-- JOB --
All records should be reproduced verbatim.

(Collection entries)
* * * * *

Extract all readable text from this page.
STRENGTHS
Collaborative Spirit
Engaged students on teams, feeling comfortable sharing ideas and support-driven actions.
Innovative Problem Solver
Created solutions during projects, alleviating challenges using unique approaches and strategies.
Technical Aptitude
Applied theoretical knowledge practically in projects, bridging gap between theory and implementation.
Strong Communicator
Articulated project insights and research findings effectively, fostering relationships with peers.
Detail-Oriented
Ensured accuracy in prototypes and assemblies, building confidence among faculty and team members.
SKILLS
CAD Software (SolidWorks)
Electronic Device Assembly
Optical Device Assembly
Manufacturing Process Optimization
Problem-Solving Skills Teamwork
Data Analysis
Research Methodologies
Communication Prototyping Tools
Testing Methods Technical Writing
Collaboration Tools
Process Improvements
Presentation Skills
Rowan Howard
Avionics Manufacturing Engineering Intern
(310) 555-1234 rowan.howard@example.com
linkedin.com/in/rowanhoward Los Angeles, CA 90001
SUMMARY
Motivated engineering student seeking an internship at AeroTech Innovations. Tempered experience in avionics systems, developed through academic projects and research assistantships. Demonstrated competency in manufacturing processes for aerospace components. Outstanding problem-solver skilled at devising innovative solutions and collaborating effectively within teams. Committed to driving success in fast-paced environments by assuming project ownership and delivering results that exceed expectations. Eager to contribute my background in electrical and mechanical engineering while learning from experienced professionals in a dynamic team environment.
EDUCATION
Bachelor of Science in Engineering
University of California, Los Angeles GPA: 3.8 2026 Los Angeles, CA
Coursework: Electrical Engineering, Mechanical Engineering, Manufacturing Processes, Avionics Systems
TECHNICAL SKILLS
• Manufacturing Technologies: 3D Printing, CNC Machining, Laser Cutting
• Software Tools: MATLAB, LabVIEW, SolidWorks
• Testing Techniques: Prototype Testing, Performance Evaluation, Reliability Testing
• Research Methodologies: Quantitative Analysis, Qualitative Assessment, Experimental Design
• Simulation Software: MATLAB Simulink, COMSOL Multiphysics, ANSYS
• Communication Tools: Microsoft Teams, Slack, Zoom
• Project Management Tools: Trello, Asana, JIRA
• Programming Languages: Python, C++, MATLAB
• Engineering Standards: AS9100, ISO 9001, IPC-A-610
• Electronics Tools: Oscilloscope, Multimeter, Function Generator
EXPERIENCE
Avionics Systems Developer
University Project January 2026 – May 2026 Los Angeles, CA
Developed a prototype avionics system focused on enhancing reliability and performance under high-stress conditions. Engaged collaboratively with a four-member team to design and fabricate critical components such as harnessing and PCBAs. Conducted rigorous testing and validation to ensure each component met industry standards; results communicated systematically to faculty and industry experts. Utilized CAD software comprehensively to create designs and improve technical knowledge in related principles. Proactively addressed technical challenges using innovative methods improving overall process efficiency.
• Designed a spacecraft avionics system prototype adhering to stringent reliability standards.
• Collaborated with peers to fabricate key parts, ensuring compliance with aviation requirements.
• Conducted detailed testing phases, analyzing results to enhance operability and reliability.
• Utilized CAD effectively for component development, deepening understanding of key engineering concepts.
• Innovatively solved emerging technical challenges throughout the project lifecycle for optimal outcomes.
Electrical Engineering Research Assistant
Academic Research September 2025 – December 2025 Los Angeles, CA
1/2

* * * * *

-- ANSWER FOR THIS EXERCISE --
Extract all readable text from this page.
STRENGTHS
Collaborative Spirit
Engaged students on teams, feeling comfortable sharing ideas and support-driven actions.
Innovative Problem Solver
Created solutions during projects, alleviating challenges using unique approaches and strategies.
Technical Aptitude
Applied theoretical knowledge practically in projects, bridging gap between theory and implementation.
Strong Communicator
Articulated project insights and research findings effectively, fostering relationships with peers.
Detail-Oriented
Ensured accuracy in prototypes and assemblies, building confidence among faculty and team members.
SKILLS
CAD Software (SolidWorks)
Electronic Device Assembly
Optical Device Assembly
Manufacturing Process Optimization
Problem-Solving Skills Teamwork
Data Analysis
Research Methodologies
Communication Prototyping Tools
Testing Methods Technical Writing
Collaboration Tools
Process Improvements
Presentation Skills
Rowan Howard
Avionics Manufacturing Engineering Intern
(310) 555-1234 rowan.howard@example.com
linkedin.com/in/rowanhoward Los Angeles, CA 90001
SUMMARY
Motivated engineering student seeking an internship at AeroTech Innovations. Tempered experience in avionics systems, developed through academic projects and research assistantships. Demonstrated competency in manufacturing processes for aerospace components. Outstanding problem-solver skilled at devising innovative solutions and collaborating effectively within teams. Committed to driving success in fast-paced environments by assuming project ownership and delivering results that exceed expectations. Eager to contribute my background in electrical and mechanical engineering while learning from experienced professionals in a dynamic team environment.
EDUCATION
Bachelor of Science in Engineering
University of California, Los Angeles GPA: 3.8 2026 Los Angeles, CA
Coursework: Electrical Engineering, Mechanical Engineering, Manufacturing Processes, Avionics Systems
TECHNICAL SKILLS
• Manufacturing Technologies: 3D Printing, CNC Machining, Laser Cutting
• Software Tools: MATLAB, LabVIEW, SolidWorks
• Testing Techniques: Prototype Testing, Performance Evaluation, Reliability Testing
• Research Methodologies: Quantitative Analysis, Qualitative Assessment, Experimental Design
• Simulation Software: MATLAB Simulink, COMSOL Multiphysics, ANSYS
• Communication Tools: Microsoft Teams, Slack, Zoom
• Project Management Tools: Trello, Asana, JIRA
• Programming Languages: Python, C++, MATLAB
• Engineering Standards: AS9100, ISO 9001, IPC-A-610
• Electronics Tools: Oscilloscope, Multimeter, Function Generator
EXPERIENCE
Avionics Systems Developer
University Project January 2026 – May 2026 Los Angeles, CA
Developed a prototype avionics system focused on enhancing reliability and performance under high-stress conditions. Engaged collaboratively with a four-member team to design and fabricate critical components such as harnessing and PCBAs. Conducted rigorous testing and validation to ensure each component met industry standards; results communicated systematically to faculty and industry experts. Utilized CAD software comprehensively to create designs and improve technical knowledge in related principles. Proactively addressed technical challenges using innovative methods improving overall process efficiency.
• Designed a spacecraft avionics system prototype adhering to stringent reliability standards.
• Collaborated with peers to fabricate key parts, ensuring compliance with aviation requirements.
• Conducted detailed testing phases, analyzing results to enhance operability and reliability.
• Utilized CAD effectively for component development, deepening understanding of key engineering concepts.
• Innovatively solved emerging technical challenges throughout the project lifecycle for optimal outcomes.
Electrical Engineering Research Assistant
Academic Research September 2025 – December 2025 Los Angeles, CA
1/2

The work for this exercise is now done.